Records from a dataset:
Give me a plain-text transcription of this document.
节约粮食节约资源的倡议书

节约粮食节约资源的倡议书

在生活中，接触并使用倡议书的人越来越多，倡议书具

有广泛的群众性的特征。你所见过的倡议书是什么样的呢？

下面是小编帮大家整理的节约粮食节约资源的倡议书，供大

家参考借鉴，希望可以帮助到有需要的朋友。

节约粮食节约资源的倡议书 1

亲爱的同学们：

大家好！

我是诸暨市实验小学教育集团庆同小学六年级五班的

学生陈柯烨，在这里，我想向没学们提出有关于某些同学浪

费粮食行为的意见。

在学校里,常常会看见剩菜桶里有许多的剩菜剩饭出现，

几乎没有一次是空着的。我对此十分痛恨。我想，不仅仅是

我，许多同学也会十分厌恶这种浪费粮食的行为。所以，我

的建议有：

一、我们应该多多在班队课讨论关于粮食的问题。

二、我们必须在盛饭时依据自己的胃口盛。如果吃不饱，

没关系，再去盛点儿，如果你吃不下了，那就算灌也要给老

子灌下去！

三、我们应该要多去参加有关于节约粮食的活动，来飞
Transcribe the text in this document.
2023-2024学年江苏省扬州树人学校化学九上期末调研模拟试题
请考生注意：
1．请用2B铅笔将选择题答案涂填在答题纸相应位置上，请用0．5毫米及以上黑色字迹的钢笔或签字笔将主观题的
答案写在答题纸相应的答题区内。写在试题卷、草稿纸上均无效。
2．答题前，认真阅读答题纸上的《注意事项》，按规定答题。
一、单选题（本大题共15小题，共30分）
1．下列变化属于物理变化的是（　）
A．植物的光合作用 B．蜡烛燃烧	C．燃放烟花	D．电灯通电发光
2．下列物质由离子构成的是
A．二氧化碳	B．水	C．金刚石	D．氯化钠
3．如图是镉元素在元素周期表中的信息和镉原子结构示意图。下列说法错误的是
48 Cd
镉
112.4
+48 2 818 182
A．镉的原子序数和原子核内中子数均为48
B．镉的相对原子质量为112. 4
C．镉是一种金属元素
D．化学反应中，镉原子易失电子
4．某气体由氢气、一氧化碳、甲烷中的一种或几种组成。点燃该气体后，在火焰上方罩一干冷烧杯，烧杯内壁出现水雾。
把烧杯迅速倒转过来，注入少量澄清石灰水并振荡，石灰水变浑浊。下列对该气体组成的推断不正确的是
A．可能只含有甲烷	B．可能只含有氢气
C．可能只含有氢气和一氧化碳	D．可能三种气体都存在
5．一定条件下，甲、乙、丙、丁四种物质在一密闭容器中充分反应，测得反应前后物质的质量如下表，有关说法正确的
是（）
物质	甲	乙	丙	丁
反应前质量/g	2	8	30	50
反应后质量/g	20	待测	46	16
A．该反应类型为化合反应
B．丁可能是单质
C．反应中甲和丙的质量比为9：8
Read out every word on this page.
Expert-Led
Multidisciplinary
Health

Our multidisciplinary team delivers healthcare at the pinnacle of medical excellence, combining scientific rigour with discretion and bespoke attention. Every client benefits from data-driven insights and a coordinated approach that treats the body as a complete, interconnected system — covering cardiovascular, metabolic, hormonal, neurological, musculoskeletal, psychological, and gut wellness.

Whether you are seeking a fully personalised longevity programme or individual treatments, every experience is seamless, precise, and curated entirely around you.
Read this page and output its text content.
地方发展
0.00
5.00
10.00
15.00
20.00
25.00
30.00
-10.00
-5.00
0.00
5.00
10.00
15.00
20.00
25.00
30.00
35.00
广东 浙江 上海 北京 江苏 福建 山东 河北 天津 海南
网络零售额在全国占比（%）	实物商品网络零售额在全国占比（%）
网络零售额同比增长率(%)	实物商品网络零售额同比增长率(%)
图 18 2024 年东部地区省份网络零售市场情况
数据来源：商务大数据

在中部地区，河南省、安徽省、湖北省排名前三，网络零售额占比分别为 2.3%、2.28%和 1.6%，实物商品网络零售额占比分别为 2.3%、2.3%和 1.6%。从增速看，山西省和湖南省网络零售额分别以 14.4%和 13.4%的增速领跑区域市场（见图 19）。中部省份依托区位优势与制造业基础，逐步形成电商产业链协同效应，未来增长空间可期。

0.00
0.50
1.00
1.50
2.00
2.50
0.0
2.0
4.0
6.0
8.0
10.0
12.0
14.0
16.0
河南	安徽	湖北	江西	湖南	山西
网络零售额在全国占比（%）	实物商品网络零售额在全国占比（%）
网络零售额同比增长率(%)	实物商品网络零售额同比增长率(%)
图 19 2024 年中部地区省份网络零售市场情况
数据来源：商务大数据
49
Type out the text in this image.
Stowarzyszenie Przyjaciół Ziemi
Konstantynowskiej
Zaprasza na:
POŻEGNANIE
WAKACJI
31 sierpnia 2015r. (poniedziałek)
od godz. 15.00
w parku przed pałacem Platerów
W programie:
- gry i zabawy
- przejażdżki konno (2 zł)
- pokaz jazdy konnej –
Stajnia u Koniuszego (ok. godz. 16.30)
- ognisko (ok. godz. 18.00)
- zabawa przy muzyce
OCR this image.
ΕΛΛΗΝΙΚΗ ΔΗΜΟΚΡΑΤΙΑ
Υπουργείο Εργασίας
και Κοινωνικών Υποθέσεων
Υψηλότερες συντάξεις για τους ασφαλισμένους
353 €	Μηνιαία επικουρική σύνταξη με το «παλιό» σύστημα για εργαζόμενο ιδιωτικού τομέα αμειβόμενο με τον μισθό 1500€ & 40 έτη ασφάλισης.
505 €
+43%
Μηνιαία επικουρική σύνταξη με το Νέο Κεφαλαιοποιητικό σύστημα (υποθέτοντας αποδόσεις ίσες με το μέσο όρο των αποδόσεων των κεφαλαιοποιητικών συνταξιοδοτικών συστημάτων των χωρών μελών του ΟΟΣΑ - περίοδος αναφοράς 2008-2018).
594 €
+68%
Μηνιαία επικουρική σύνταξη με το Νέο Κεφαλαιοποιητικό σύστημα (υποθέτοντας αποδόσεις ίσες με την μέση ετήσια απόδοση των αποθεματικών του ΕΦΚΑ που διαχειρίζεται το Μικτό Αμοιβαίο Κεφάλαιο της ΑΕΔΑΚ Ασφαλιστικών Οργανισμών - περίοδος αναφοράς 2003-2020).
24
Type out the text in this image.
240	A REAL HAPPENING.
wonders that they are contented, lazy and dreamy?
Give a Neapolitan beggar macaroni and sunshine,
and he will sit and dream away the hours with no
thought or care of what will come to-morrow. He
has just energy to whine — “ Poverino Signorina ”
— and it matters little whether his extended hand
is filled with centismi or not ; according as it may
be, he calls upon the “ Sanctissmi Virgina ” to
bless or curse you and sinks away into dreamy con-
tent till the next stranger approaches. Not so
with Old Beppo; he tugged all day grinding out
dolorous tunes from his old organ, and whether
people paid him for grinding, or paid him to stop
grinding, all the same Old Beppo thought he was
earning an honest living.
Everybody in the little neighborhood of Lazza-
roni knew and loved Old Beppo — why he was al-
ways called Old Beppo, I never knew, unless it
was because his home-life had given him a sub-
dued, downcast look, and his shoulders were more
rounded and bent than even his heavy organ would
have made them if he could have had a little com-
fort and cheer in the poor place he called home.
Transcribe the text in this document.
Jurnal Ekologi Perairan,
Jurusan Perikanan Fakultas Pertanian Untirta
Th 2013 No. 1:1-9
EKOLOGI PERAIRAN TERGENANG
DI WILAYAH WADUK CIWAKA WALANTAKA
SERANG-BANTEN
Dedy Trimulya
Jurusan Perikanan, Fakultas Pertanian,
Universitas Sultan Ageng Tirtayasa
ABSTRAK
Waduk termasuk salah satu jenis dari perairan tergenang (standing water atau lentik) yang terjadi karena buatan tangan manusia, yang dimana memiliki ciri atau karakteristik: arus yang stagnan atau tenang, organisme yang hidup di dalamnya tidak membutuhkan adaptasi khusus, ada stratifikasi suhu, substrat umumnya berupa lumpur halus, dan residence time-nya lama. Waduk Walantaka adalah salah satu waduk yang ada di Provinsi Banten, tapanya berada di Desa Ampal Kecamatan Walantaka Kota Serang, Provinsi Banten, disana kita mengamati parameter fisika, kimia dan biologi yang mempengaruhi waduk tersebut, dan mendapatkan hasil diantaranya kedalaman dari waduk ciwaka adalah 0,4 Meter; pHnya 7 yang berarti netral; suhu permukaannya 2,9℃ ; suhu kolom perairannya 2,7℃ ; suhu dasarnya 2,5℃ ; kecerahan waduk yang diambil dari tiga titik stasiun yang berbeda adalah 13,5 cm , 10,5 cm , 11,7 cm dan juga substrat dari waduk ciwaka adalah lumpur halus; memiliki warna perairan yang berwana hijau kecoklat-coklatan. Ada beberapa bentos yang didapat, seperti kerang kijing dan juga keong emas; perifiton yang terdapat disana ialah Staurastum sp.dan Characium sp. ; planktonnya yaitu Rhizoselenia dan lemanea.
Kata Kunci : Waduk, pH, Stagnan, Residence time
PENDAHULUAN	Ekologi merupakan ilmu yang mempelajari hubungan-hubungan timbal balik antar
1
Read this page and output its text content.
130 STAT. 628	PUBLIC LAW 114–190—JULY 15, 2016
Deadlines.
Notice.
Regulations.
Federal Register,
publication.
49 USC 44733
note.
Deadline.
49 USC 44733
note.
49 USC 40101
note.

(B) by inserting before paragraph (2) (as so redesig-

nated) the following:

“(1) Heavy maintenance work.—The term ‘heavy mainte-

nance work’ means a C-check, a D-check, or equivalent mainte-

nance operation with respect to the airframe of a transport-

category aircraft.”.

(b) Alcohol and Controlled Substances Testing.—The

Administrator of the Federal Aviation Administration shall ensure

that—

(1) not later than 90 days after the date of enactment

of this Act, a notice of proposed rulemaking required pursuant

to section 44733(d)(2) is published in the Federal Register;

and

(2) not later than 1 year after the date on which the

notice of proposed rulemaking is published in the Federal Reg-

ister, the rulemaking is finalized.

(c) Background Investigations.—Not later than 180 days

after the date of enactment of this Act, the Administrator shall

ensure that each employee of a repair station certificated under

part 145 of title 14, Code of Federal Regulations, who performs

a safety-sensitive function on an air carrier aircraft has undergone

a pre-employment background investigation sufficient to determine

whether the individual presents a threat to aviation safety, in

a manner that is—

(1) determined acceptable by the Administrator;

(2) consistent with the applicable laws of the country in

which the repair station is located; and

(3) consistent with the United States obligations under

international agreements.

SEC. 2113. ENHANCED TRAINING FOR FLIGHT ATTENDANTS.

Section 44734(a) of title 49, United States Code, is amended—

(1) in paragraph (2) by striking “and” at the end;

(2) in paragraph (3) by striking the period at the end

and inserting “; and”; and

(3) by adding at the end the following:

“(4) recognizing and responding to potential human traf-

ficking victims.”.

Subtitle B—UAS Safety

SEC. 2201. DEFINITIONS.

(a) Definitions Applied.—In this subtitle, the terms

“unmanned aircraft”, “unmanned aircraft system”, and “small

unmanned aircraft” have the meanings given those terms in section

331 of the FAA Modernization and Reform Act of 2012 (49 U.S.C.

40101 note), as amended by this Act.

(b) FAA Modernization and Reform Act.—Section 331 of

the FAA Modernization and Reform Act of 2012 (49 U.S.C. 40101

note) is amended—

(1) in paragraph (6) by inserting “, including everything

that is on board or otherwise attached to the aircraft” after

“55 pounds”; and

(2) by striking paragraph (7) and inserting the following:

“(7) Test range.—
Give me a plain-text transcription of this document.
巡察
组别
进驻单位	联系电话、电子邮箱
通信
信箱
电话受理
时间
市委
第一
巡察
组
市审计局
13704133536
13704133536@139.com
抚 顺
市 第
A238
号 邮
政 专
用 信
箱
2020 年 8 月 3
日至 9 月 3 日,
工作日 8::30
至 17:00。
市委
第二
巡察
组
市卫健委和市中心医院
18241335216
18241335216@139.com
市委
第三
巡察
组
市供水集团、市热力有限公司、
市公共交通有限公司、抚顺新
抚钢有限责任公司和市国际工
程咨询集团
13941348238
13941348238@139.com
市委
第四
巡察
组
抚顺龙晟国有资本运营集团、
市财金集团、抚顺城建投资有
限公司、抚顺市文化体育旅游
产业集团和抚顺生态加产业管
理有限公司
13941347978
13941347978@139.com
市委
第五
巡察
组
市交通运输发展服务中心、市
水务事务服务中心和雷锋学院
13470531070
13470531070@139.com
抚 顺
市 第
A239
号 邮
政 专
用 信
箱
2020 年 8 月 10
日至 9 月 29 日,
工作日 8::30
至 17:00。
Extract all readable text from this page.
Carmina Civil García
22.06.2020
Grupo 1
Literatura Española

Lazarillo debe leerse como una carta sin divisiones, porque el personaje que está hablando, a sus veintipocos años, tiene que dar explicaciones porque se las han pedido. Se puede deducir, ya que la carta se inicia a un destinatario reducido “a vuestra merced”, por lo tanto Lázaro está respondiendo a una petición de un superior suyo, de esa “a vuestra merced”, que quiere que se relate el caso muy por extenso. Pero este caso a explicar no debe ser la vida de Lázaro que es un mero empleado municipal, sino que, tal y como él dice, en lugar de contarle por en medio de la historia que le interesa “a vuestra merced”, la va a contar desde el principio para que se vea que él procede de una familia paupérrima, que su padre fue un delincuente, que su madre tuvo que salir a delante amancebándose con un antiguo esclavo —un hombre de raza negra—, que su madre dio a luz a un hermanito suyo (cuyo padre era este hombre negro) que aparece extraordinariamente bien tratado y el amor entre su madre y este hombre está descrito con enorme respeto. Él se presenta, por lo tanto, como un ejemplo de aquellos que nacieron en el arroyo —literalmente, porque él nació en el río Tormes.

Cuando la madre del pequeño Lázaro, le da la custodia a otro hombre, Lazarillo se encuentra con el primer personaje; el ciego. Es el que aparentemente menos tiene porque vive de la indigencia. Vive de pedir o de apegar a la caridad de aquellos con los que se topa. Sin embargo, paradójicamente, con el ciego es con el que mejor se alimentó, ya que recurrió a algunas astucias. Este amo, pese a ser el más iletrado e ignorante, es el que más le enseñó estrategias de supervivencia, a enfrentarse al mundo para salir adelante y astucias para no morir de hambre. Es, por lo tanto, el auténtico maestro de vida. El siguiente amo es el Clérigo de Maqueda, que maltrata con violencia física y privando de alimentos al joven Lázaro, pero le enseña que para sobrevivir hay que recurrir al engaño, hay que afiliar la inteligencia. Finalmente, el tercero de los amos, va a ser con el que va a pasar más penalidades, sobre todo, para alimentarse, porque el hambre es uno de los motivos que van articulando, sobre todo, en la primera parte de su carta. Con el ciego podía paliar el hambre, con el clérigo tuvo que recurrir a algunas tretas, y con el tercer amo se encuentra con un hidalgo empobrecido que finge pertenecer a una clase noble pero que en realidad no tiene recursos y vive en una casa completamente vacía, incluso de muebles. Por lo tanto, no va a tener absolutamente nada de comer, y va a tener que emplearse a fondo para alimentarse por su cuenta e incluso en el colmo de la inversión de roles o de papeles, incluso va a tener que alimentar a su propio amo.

▶ WHAT IS NEEDED
Search the data above for lines holding "will" and copy each of them.

▶ SOLUTION TO THIS PROBLEM
and he will sit and dream away the hours with no
thought or care of what will come to-morrow. He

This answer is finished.